All of the records below should be output exactly.

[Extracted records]
Start
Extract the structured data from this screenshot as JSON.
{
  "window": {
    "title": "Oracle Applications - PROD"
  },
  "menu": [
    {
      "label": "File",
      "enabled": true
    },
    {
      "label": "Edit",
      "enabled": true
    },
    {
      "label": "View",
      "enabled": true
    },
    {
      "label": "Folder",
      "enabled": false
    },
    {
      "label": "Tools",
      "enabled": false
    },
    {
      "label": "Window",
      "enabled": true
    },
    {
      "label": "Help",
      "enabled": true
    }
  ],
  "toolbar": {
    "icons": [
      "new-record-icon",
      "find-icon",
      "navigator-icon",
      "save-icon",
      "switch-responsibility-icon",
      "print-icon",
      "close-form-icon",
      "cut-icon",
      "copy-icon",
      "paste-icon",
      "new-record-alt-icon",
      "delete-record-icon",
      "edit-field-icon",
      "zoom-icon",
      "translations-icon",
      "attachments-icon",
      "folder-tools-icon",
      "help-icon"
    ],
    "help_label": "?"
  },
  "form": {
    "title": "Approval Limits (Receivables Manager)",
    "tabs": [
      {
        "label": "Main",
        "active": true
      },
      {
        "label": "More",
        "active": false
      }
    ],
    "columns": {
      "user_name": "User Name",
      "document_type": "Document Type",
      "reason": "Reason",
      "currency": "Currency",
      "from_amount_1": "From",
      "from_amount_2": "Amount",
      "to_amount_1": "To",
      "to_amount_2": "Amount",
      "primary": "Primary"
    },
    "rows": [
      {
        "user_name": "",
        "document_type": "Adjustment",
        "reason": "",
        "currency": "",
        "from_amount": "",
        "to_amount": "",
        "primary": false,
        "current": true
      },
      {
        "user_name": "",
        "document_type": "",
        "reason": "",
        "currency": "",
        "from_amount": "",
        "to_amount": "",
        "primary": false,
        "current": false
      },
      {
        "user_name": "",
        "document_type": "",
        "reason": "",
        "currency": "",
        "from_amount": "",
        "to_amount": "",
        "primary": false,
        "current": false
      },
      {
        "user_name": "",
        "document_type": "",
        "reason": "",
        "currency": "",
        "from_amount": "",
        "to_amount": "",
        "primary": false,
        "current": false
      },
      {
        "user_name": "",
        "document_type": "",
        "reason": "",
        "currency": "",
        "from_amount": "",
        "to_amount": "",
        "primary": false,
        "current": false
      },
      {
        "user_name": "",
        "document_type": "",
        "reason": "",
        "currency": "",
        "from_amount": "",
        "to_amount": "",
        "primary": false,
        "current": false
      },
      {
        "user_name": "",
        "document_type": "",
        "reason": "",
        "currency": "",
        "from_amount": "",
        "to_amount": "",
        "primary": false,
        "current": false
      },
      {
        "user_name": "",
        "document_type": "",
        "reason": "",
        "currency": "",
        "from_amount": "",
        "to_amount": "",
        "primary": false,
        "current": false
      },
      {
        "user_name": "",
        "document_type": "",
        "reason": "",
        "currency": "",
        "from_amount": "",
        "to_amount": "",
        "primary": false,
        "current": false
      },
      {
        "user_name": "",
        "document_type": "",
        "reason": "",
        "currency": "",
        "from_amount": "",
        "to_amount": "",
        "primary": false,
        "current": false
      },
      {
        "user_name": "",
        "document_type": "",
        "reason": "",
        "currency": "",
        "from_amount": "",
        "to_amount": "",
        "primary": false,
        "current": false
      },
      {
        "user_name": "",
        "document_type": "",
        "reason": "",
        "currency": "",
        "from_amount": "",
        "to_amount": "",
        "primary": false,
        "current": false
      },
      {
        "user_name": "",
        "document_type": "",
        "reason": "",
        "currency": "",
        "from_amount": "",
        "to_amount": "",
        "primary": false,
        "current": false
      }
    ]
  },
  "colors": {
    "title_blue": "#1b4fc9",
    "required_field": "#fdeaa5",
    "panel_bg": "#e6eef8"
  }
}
End
WORKED ANSWER
Extract the structured data from this screenshot as JSON.
{
  "window": {
    "title": "Oracle Applications - PROD"
  },
  "menu": [
    {
      "label": "File",
      "enabled": true
    },
    {
      "label": "Edit",
      "enabled": true
    },
    {
      "label": "View",
      "enabled": true
    },
    {
      "label": "Folder",
      "enabled": false
    },
    {
      "label": "Tools",
      "enabled": false
    },
    {
      "label": "Window",
      "enabled": true
    },
    {
      "label": "Help",
      "enabled": true
    }
  ],
  "toolbar": {
    "icons": [
      "new-record-icon",
      "find-icon",
      "navigator-icon",
      "save-icon",
      "switch-responsibility-icon",
      "print-icon",
      "close-form-icon",
      "cut-icon",
      "copy-icon",
      "paste-icon",
      "new-record-alt-icon",
      "delete-record-icon",
      "edit-field-icon",
      "zoom-icon",
      "translations-icon",
      "attachments-icon",
      "folder-tools-icon",
      "help-icon"
    ],
    "help_label": "?"
  },
  "form": {
    "title": "Approval Limits (Receivables Manager)",
    "tabs": [
      {
        "label": "Main",
        "active": true
      },
      {
        "label": "More",
        "active": false
      }
    ],
    "columns": {
      "user_name": "User Name",
      "document_type": "Document Type",
      "reason": "Reason",
      "currency": "Currency",
      "from_amount_1": "From",
      "from_amount_2": "Amount",
      "to_amount_1": "To",
      "to_amount_2": "Amount",
      "primary": "Primary"
    },
    "rows": [
      {
        "user_name": "",
        "document_type": "Adjustment",
        "reason": "",
        "currency": "",
        "from_amount": "",
        "to_amount": "",
        "primary": false,
        "current": true
      },
      {
        "user_name": "",
        "document_type": "",
        "reason": "",
        "currency": "",
        "from_amount": "",
        "to_amount": "",
        "primary": false,
        "current": false
      },
      {
        "user_name": "",
        "document_type": "",
        "reason": "",
        "currency": "",
        "from_amount": "",
        "to_amount": "",
        "primary": false,
        "current": false
      },
      {
        "user_name": "",
        "document_type": "",
        "reason": "",
        "currency": "",
        "from_amount": "",
        "to_amount": "",
        "primary": false,
        "current": false
      },
      {
        "user_name": "",
        "document_type": "",
        "reason": "",
        "currency": "",
        "from_amount": "",
        "to_amount": "",
        "primary": false,
        "current": false
      },
      {
        "user_name": "",
        "document_type": "",
        "reason": "",
        "currency": "",
        "from_amount": "",
        "to_amount": "",
        "primary": false,
        "current": false
      },
      {
        "user_name": "",
        "document_type": "",
        "reason": "",
        "currency": "",
        "from_amount": "",
        "to_amount": "",
        "primary": false,
        "current": false
      },
      {
        "user_name": "",
        "document_type": "",
        "reason": "",
        "currency": "",
        "from_amount": "",
        "to_amount": "",
        "primary": false,
        "current": false
      },
      {
        "user_name": "",
        "document_type": "",
        "reason": "",
        "currency": "",
        "from_amount": "",
        "to_amount": "",
        "primary": false,
        "current": false
      },
      {
        "user_name": "",
        "document_type": "",
        "reason": "",
        "currency": "",
        "from_amount": "",
        "to_amount": "",
        "primary": false,
        "current": false
      },
      {
        "user_name": "",
        "document_type": "",
        "reason": "",
        "currency": "",
        "from_amount": "",
        "to_amount": "",
        "primary": false,
        "current": false
      },
      {
        "user_name": "",
        "document_type": "",
        "reason": "",
        "currency": "",
        "from_amount": "",
        "to_amount": "",
        "primary": false,
        "current": false
      },
      {
        "user_name": "",
        "document_type": "",
        "reason": "",
        "currency": "",
        "from_amount": "",
        "to_amount": "",
        "primary": false,
        "current": false
      }
    ]
  },
  "colors": {
    "title_blue": "#1b4fc9",
    "required_field": "#fdeaa5",
    "panel_bg": "#e6eef8"
  }
}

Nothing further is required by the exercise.